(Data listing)
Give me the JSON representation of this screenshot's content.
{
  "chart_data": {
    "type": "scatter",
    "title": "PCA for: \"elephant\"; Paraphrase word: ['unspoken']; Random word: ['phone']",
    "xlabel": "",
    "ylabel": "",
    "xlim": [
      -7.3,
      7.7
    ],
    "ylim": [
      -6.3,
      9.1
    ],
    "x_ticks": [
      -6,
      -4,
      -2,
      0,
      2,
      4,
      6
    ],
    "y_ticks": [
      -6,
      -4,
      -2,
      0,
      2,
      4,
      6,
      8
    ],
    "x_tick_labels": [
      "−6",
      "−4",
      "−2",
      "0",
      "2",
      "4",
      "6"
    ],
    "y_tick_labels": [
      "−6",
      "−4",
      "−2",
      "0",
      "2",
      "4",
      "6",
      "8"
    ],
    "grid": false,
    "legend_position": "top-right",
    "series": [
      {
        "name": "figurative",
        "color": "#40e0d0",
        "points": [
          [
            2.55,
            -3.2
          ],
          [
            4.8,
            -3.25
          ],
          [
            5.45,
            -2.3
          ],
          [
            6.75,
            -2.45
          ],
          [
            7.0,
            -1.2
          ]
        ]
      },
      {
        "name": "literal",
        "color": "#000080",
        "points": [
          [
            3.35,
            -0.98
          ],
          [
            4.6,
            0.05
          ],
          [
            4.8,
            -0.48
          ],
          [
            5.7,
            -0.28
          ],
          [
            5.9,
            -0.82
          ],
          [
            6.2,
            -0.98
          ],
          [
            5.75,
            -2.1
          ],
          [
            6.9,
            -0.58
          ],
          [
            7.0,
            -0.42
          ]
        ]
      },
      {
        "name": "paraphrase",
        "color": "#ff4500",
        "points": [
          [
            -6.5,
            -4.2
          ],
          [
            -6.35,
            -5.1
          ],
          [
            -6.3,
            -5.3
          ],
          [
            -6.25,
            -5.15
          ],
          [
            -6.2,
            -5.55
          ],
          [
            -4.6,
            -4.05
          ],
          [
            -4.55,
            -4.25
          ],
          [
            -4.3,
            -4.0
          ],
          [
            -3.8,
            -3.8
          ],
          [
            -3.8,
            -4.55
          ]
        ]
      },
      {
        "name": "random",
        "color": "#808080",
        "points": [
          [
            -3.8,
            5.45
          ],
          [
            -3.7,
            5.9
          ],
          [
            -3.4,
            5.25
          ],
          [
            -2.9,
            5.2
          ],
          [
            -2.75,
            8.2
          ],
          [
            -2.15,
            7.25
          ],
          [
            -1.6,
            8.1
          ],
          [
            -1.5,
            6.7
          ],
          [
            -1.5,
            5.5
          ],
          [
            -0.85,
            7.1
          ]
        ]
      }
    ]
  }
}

▸ **Exercise instructions**: Every line in the data above that contains "name" needs to be copied.

▸ **Exercise result**:
        "name": "figurative",
        "name": "literal",
        "name": "paraphrase",
        "name": "random",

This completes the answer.